__Stated exercise__: Repeat the material exactly as it appears.

__Exercise data__:

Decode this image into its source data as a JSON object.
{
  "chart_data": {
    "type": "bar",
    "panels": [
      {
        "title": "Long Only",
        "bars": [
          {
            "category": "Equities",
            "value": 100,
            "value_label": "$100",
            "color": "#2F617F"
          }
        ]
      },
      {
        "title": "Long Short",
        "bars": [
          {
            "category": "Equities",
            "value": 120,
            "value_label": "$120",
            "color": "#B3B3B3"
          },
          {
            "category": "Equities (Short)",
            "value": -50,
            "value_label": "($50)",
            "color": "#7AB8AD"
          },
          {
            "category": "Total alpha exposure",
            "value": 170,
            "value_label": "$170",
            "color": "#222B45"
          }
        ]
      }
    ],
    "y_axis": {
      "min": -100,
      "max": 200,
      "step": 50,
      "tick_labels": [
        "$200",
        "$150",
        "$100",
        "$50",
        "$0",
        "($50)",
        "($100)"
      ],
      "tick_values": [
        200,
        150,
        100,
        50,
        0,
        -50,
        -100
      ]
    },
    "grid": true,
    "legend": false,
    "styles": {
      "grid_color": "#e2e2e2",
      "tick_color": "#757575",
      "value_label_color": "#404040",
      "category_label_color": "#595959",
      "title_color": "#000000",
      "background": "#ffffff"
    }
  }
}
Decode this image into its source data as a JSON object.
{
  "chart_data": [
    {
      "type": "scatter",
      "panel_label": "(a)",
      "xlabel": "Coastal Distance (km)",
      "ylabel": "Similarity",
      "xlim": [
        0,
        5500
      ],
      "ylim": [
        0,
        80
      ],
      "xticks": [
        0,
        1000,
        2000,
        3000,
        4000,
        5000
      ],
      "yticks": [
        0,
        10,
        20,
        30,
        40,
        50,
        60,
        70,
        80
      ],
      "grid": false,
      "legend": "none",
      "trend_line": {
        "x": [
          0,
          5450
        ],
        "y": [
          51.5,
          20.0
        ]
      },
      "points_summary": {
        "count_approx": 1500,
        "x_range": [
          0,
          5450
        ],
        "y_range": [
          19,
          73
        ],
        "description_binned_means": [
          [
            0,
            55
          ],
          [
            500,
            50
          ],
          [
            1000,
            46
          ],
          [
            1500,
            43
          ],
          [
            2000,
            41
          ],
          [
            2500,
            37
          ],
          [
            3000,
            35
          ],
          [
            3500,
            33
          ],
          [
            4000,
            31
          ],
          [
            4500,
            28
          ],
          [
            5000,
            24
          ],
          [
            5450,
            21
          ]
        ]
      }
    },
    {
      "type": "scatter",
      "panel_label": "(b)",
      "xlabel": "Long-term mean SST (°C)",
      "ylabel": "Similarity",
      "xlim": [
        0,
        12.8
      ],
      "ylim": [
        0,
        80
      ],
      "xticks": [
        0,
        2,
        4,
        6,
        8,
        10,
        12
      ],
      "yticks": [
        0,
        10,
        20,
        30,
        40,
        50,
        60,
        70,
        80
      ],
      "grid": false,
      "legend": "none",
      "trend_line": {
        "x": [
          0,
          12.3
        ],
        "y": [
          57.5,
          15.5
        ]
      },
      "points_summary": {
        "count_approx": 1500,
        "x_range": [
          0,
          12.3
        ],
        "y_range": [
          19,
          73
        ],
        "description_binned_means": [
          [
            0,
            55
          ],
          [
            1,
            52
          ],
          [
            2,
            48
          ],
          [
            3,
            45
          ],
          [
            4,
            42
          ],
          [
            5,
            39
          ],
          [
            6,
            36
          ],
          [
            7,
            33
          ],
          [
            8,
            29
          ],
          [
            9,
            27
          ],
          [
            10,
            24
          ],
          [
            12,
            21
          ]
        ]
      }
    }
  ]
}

__Result of this exercise__:
Decode this image into its source data as a JSON object.
{
  "chart_data": {
    "type": "bar",
    "panels": [
      {
        "title": "Long Only",
        "bars": [
          {
            "category": "Equities",
            "value": 100,
            "value_label": "$100",
            "color": "#2F617F"
          }
        ]
      },
      {
        "title": "Long Short",
        "bars": [
          {
            "category": "Equities",
            "value": 120,
            "value_label": "$120",
            "color": "#B3B3B3"
          },
          {
            "category": "Equities (Short)",
            "value": -50,
            "value_label": "($50)",
            "color": "#7AB8AD"
          },
          {
            "category": "Total alpha exposure",
            "value": 170,
            "value_label": "$170",
            "color": "#222B45"
          }
        ]
      }
    ],
    "y_axis": {
      "min": -100,
      "max": 200,
      "step": 50,
      "tick_labels": [
        "$200",
        "$150",
        "$100",
        "$50",
        "$0",
        "($50)",
        "($100)"
      ],
      "tick_values": [
        200,
        150,
        100,
        50,
        0,
        -50,
        -100
      ]
    },
    "grid": true,
    "legend": false,
    "styles": {
      "grid_color": "#e2e2e2",
      "tick_color": "#757575",
      "value_label_color": "#404040",
      "category_label_color": "#595959",
      "title_color": "#000000",
      "background": "#ffffff"
    }
  }
}
Decode this image into its source data as a JSON object.
{
  "chart_data": [
    {
      "type": "scatter",
      "panel_label": "(a)",
      "xlabel": "Coastal Distance (km)",
      "ylabel": "Similarity",
      "xlim": [
        0,
        5500
      ],
      "ylim": [
        0,
        80
      ],
      "xticks": [
        0,
        1000,
        2000,
        3000,
        4000,
        5000
      ],
      "yticks": [
        0,
        10,
        20,
        30,
        40,
        50,
        60,
        70,
        80
      ],
      "grid": false,
      "legend": "none",
      "trend_line": {
        "x": [
          0,
          5450
        ],
        "y": [
          51.5,
          20.0
        ]
      },
      "points_summary": {
        "count_approx": 1500,
        "x_range": [
          0,
          5450
        ],
        "y_range": [
          19,
          73
        ],
        "description_binned_means": [
          [
            0,
            55
          ],
          [
            500,
            50
          ],
          [
            1000,
            46
          ],
          [
            1500,
            43
          ],
          [
            2000,
            41
          ],
          [
            2500,
            37
          ],
          [
            3000,
            35
          ],
          [
            3500,
            33
          ],
          [
            4000,
            31
          ],
          [
            4500,
            28
          ],
          [
            5000,
            24
          ],
          [
            5450,
            21
          ]
        ]
      }
    },
    {
      "type": "scatter",
      "panel_label": "(b)",
      "xlabel": "Long-term mean SST (°C)",
      "ylabel": "Similarity",
      "xlim": [
        0,
        12.8
      ],
      "ylim": [
        0,
        80
      ],
      "xticks": [
        0,
        2,
        4,
        6,
        8,
        10,
        12
      ],
      "yticks": [
        0,
        10,
        20,
        30,
        40,
        50,
        60,
        70,
        80
      ],
      "grid": false,
      "legend": "none",
      "trend_line": {
        "x": [
          0,
          12.3
        ],
        "y": [
          57.5,
          15.5
        ]
      },
      "points_summary": {
        "count_approx": 1500,
        "x_range": [
          0,
          12.3
        ],
        "y_range": [
          19,
          73
        ],
        "description_binned_means": [
          [
            0,
            55
          ],
          [
            1,
            52
          ],
          [
            2,
            48
          ],
          [
            3,
            45
          ],
          [
            4,
            42
          ],
          [
            5,
            39
          ],
          [
            6,
            36
          ],
          [
            7,
            33
          ],
          [
            8,
            29
          ],
          [
            9,
            27
          ],
          [
            10,
            24
          ],
          [
            12,
            21
          ]
        ]
      }
    }
  ]
}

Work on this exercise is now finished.